> **STATED PROBLEM**
Return the lines where the word "title" occurs.

(Records from a collection)

▼

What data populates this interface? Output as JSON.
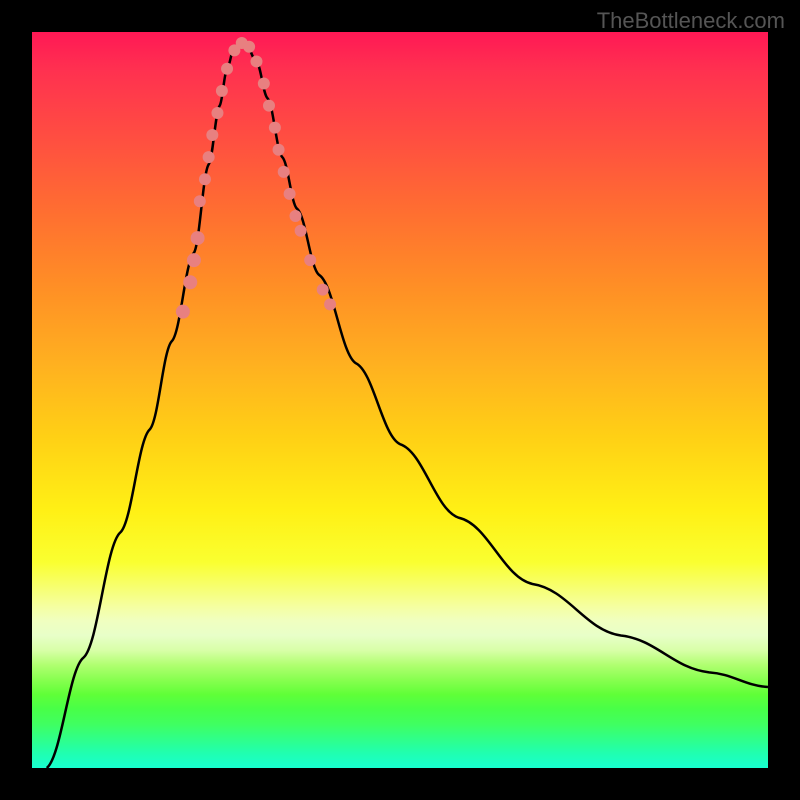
{
  "watermark": "TheBottleneck.com",
  "chart_data": {
    "type": "line",
    "title": "",
    "xlabel": "",
    "ylabel": "",
    "ylim": [
      0,
      100
    ],
    "xlim": [
      0,
      100
    ],
    "curve": {
      "description": "V-shaped bottleneck curve",
      "points": [
        {
          "x": 2,
          "y": 0
        },
        {
          "x": 7,
          "y": 15
        },
        {
          "x": 12,
          "y": 32
        },
        {
          "x": 16,
          "y": 46
        },
        {
          "x": 19,
          "y": 58
        },
        {
          "x": 22,
          "y": 70
        },
        {
          "x": 24,
          "y": 82
        },
        {
          "x": 25.5,
          "y": 90
        },
        {
          "x": 26.5,
          "y": 95
        },
        {
          "x": 27.5,
          "y": 98
        },
        {
          "x": 29,
          "y": 98.5
        },
        {
          "x": 30.5,
          "y": 96
        },
        {
          "x": 32,
          "y": 91
        },
        {
          "x": 34,
          "y": 83
        },
        {
          "x": 36,
          "y": 76
        },
        {
          "x": 39,
          "y": 67
        },
        {
          "x": 44,
          "y": 55
        },
        {
          "x": 50,
          "y": 44
        },
        {
          "x": 58,
          "y": 34
        },
        {
          "x": 68,
          "y": 25
        },
        {
          "x": 80,
          "y": 18
        },
        {
          "x": 92,
          "y": 13
        },
        {
          "x": 100,
          "y": 11
        }
      ]
    },
    "dots": [
      {
        "x": 20.5,
        "y": 62,
        "r": 7
      },
      {
        "x": 21.5,
        "y": 66,
        "r": 7
      },
      {
        "x": 22,
        "y": 69,
        "r": 7
      },
      {
        "x": 22.5,
        "y": 72,
        "r": 7
      },
      {
        "x": 22.8,
        "y": 77,
        "r": 6
      },
      {
        "x": 23.5,
        "y": 80,
        "r": 6
      },
      {
        "x": 24,
        "y": 83,
        "r": 6
      },
      {
        "x": 24.5,
        "y": 86,
        "r": 6
      },
      {
        "x": 25.2,
        "y": 89,
        "r": 6
      },
      {
        "x": 25.8,
        "y": 92,
        "r": 6
      },
      {
        "x": 26.5,
        "y": 95,
        "r": 6
      },
      {
        "x": 27.5,
        "y": 97.5,
        "r": 6
      },
      {
        "x": 28.5,
        "y": 98.5,
        "r": 6
      },
      {
        "x": 29.5,
        "y": 98,
        "r": 6
      },
      {
        "x": 30.5,
        "y": 96,
        "r": 6
      },
      {
        "x": 31.5,
        "y": 93,
        "r": 6
      },
      {
        "x": 32.2,
        "y": 90,
        "r": 6
      },
      {
        "x": 33,
        "y": 87,
        "r": 6
      },
      {
        "x": 33.5,
        "y": 84,
        "r": 6
      },
      {
        "x": 34.2,
        "y": 81,
        "r": 6
      },
      {
        "x": 35,
        "y": 78,
        "r": 6
      },
      {
        "x": 35.8,
        "y": 75,
        "r": 6
      },
      {
        "x": 36.5,
        "y": 73,
        "r": 6
      },
      {
        "x": 37.8,
        "y": 69,
        "r": 6
      },
      {
        "x": 39.5,
        "y": 65,
        "r": 6
      },
      {
        "x": 40.5,
        "y": 63,
        "r": 6
      }
    ]
  }
}
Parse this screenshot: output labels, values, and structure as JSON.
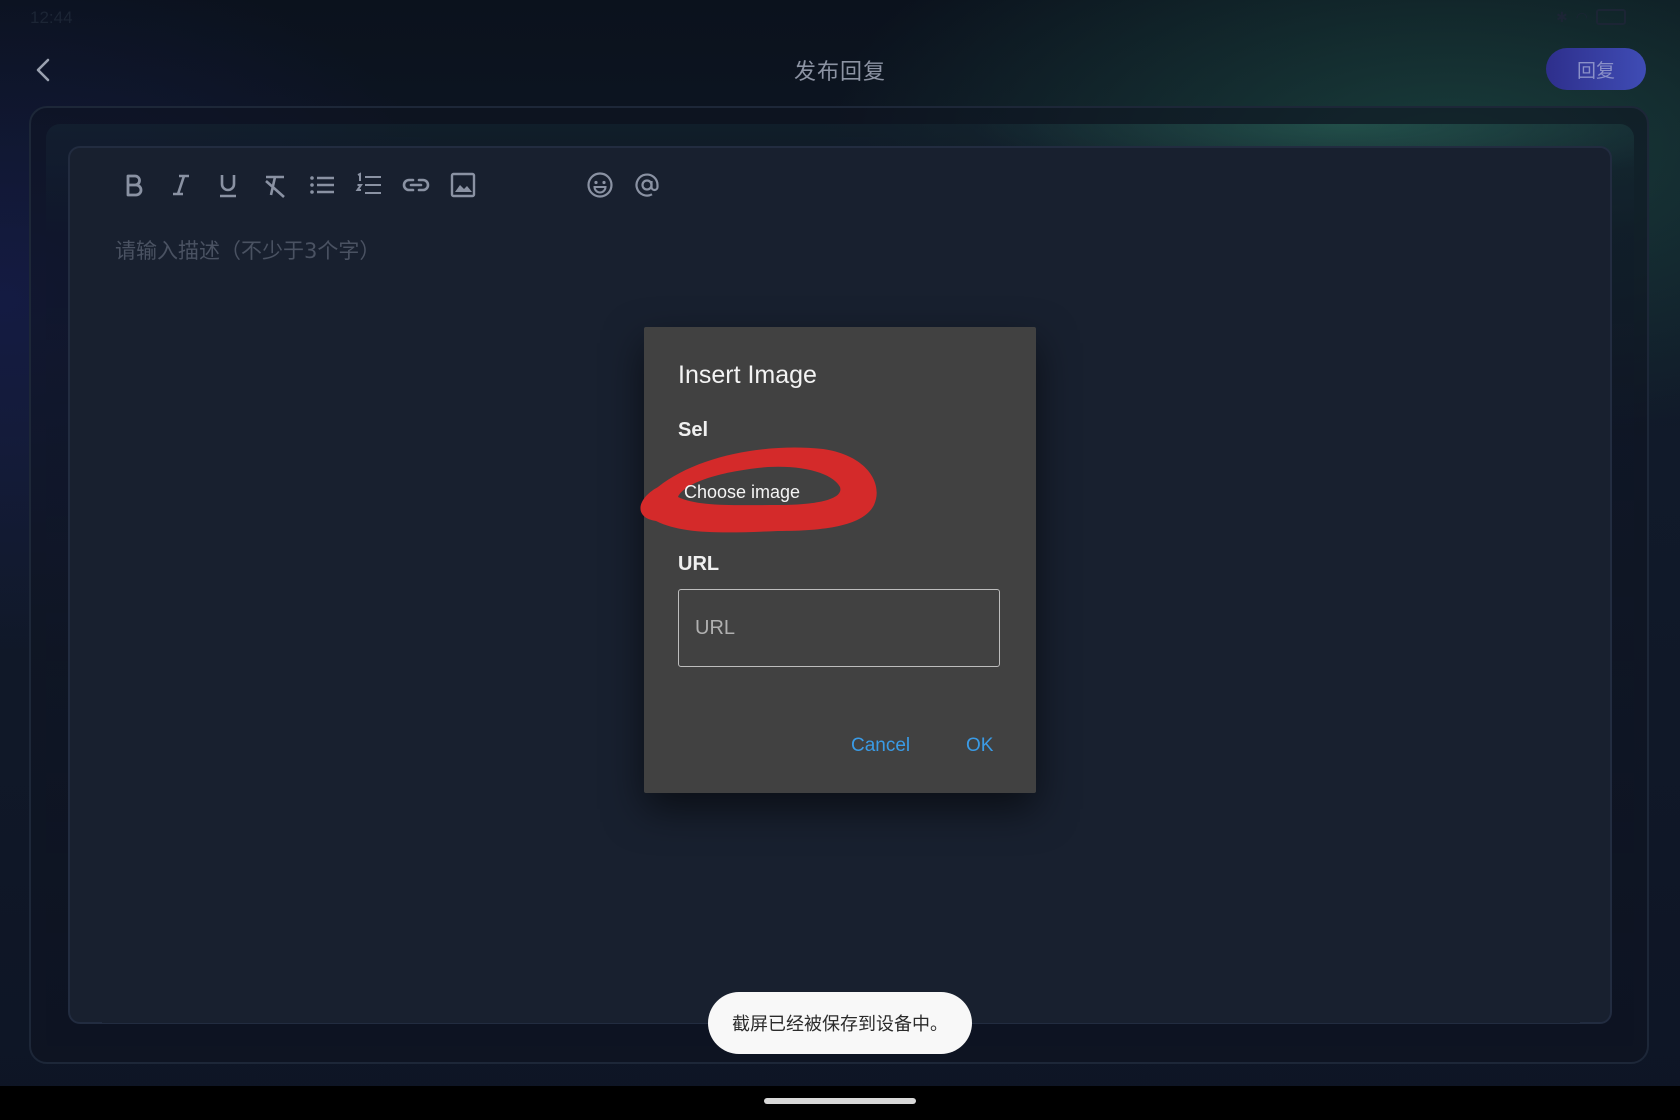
{
  "status_bar": {
    "time": "12:44"
  },
  "header": {
    "title": "发布回复",
    "reply_label": "回复"
  },
  "editor": {
    "placeholder": "请输入描述（不少于3个字）"
  },
  "toolbar": {
    "items": [
      "bold",
      "italic",
      "underline",
      "clear-format",
      "bullet-list",
      "numbered-list",
      "link",
      "image",
      "emoji",
      "mention"
    ]
  },
  "dialog": {
    "title": "Insert Image",
    "select_label": "Sel",
    "choose_image_label": "Choose image",
    "url_label": "URL",
    "url_placeholder": "URL",
    "url_value": "",
    "cancel_label": "Cancel",
    "ok_label": "OK"
  },
  "toast": {
    "message": "截屏已经被保存到设备中。"
  },
  "colors": {
    "accent": "#3a9be6",
    "reply_button": "#3f4cb5",
    "dialog_bg": "#414141",
    "annotation": "#d42a2a"
  }
}
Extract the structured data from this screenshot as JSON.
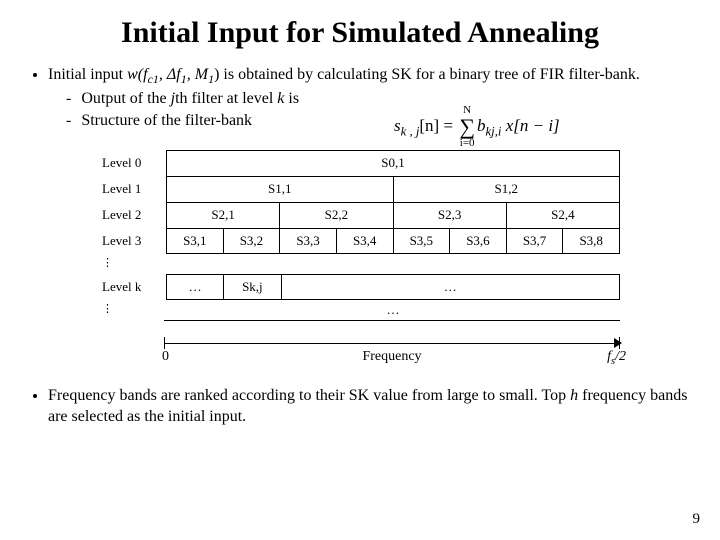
{
  "title": "Initial Input for Simulated Annealing",
  "bullets": {
    "b1_pre": "Initial input ",
    "b1_wf": "w(f",
    "b1_c1": "c1",
    "b1_mid1": ", Δf",
    "b1_one": "1",
    "b1_mid2": ", M",
    "b1_one2": "1",
    "b1_post": ") is obtained by calculating  SK for a binary tree of FIR filter-bank.",
    "s1_pre": "Output of the ",
    "s1_j": "j",
    "s1_mid": "th filter at level ",
    "s1_k": "k",
    "s1_post": " is",
    "s2": "Structure of the filter-bank",
    "b2": "Frequency bands are ranked according to their SK value from large to small. Top ",
    "b2_h": "h",
    "b2_post": " frequency bands  are selected as the initial input."
  },
  "eq": {
    "lhs_s": "s",
    "lhs_kj": "k , j",
    "lhs_n": "[n] = ",
    "sum_top": "N",
    "sum_bot": "i=0",
    "b": "b",
    "b_kji": "kj,i",
    "x": " x[n − i]"
  },
  "diagram": {
    "levels": [
      "Level 0",
      "Level 1",
      "Level 2",
      "Level 3",
      "Level k"
    ],
    "row0": [
      "S0,1"
    ],
    "row1": [
      "S1,1",
      "S1,2"
    ],
    "row2": [
      "S2,1",
      "S2,2",
      "S2,3",
      "S2,4"
    ],
    "row3": [
      "S3,1",
      "S3,2",
      "S3,3",
      "S3,4",
      "S3,5",
      "S3,6",
      "S3,7",
      "S3,8"
    ],
    "rowk": [
      "…",
      "Sk,j",
      "…"
    ],
    "vdots": "⋮",
    "hdots": "…",
    "axis": {
      "zero": "0",
      "freq": "Frequency",
      "fs": "f",
      "fs_sub": "s",
      "half": "/2"
    }
  },
  "pagenum": "9"
}
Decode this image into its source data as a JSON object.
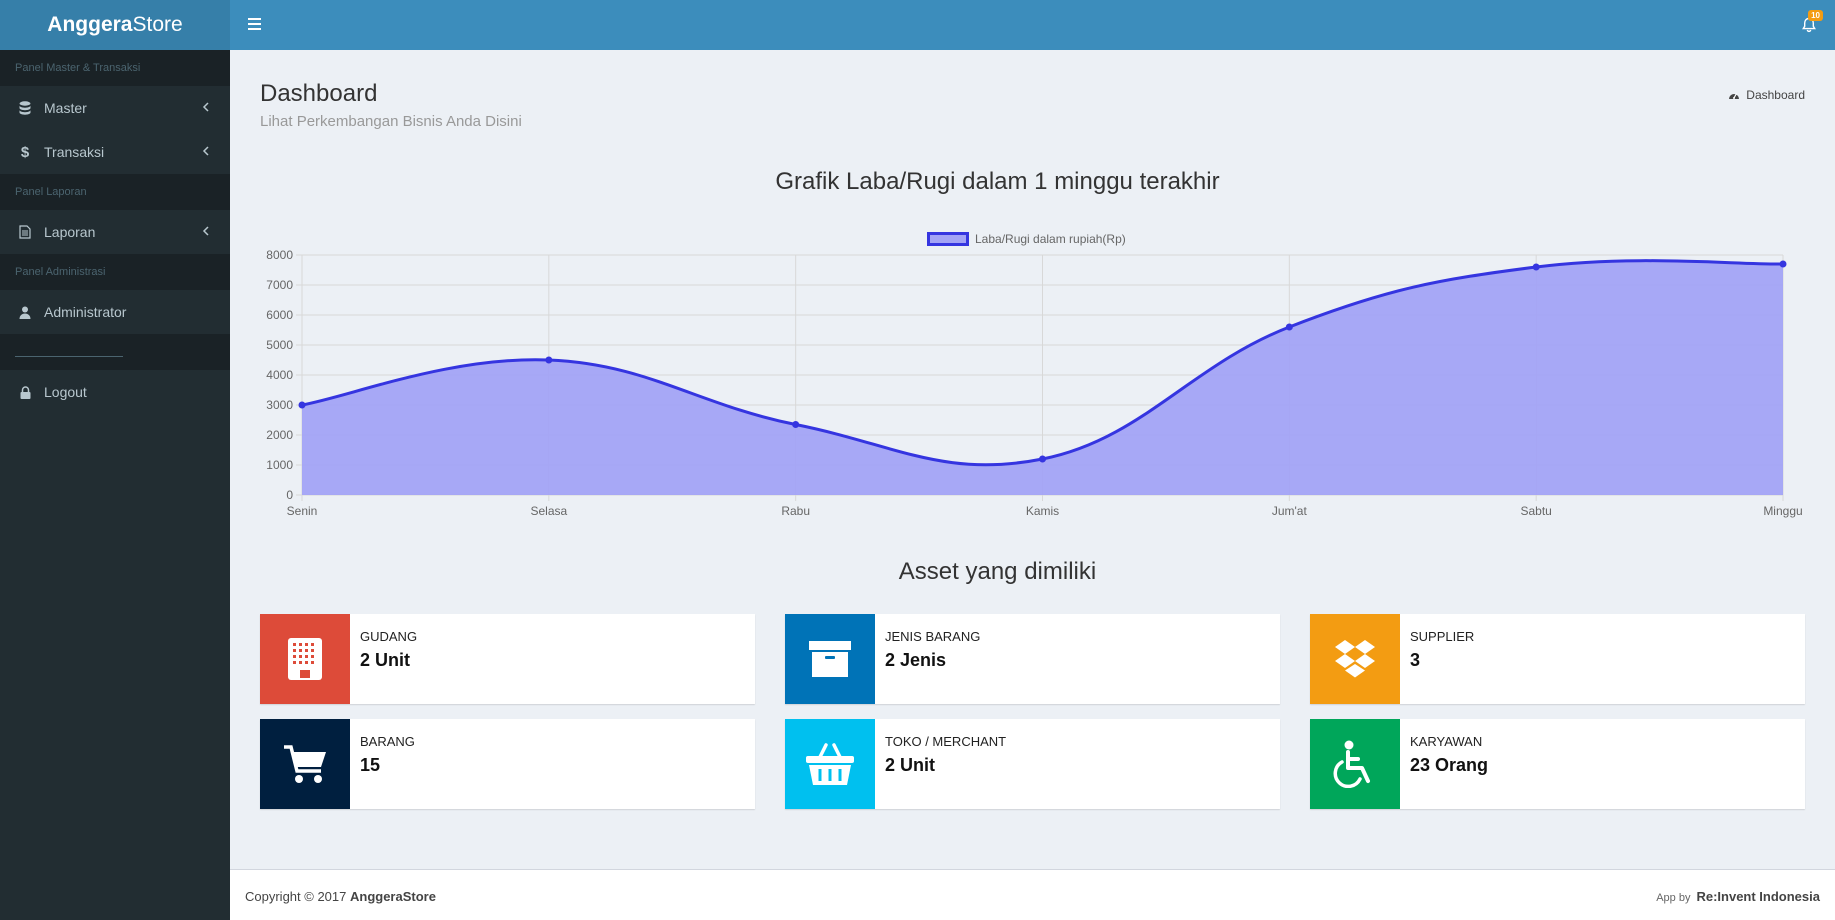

▲

> **THE REPLY**
    "title": "",
    "title": "发布回复",
    "title": "Insert Image",
  "title": "Initial Input for Simulated Annealing",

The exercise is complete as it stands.